Problem: Output the records. Match them exactly.

Provided records:
▶
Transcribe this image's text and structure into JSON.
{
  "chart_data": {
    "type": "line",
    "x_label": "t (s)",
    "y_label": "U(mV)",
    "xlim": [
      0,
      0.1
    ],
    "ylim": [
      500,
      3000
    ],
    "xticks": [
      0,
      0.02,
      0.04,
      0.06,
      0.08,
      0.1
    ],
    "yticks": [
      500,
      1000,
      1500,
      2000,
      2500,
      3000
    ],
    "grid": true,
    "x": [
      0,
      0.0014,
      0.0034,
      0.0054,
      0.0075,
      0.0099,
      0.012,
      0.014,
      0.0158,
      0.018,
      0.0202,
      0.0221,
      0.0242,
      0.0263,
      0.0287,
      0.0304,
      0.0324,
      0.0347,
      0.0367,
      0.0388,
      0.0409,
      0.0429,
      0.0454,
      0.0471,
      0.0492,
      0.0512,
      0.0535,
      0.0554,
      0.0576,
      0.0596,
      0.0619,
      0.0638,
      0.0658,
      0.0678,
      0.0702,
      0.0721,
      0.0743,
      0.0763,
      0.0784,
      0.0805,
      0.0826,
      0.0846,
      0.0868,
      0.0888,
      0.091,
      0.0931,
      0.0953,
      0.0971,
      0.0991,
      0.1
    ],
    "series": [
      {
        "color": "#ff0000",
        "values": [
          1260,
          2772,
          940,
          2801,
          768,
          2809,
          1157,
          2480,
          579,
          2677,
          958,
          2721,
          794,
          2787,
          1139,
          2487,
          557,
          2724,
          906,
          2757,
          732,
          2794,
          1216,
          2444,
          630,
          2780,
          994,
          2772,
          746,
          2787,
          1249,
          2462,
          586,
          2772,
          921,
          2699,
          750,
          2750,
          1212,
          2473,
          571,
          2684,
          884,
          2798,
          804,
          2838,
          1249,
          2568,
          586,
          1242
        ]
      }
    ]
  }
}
◀
The response:
Transcribe this image's text and structure into JSON.
{
  "chart_data": {
    "type": "line",
    "x_label": "t (s)",
    "y_label": "U(mV)",
    "xlim": [
      0,
      0.1
    ],
    "ylim": [
      500,
      3000
    ],
    "xticks": [
      0,
      0.02,
      0.04,
      0.06,
      0.08,
      0.1
    ],
    "yticks": [
      500,
      1000,
      1500,
      2000,
      2500,
      3000
    ],
    "grid": true,
    "x": [
      0,
      0.0014,
      0.0034,
      0.0054,
      0.0075,
      0.0099,
      0.012,
      0.014,
      0.0158,
      0.018,
      0.0202,
      0.0221,
      0.0242,
      0.0263,
      0.0287,
      0.0304,
      0.0324,
      0.0347,
      0.0367,
      0.0388,
      0.0409,
      0.0429,
      0.0454,
      0.0471,
      0.0492,
      0.0512,
      0.0535,
      0.0554,
      0.0576,
      0.0596,
      0.0619,
      0.0638,
      0.0658,
      0.0678,
      0.0702,
      0.0721,
      0.0743,
      0.0763,
      0.0784,
      0.0805,
      0.0826,
      0.0846,
      0.0868,
      0.0888,
      0.091,
      0.0931,
      0.0953,
      0.0971,
      0.0991,
      0.1
    ],
    "series": [
      {
        "color": "#ff0000",
        "values": [
          1260,
          2772,
          940,
          2801,
          768,
          2809,
          1157,
          2480,
          579,
          2677,
          958,
          2721,
          794,
          2787,
          1139,
          2487,
          557,
          2724,
          906,
          2757,
          732,
          2794,
          1216,
          2444,
          630,
          2780,
          994,
          2772,
          746,
          2787,
          1249,
          2462,
          586,
          2772,
          921,
          2699,
          750,
          2750,
          1212,
          2473,
          571,
          2684,
          884,
          2798,
          804,
          2838,
          1249,
          2568,
          586,
          1242
        ]
      }
    ]
  }
}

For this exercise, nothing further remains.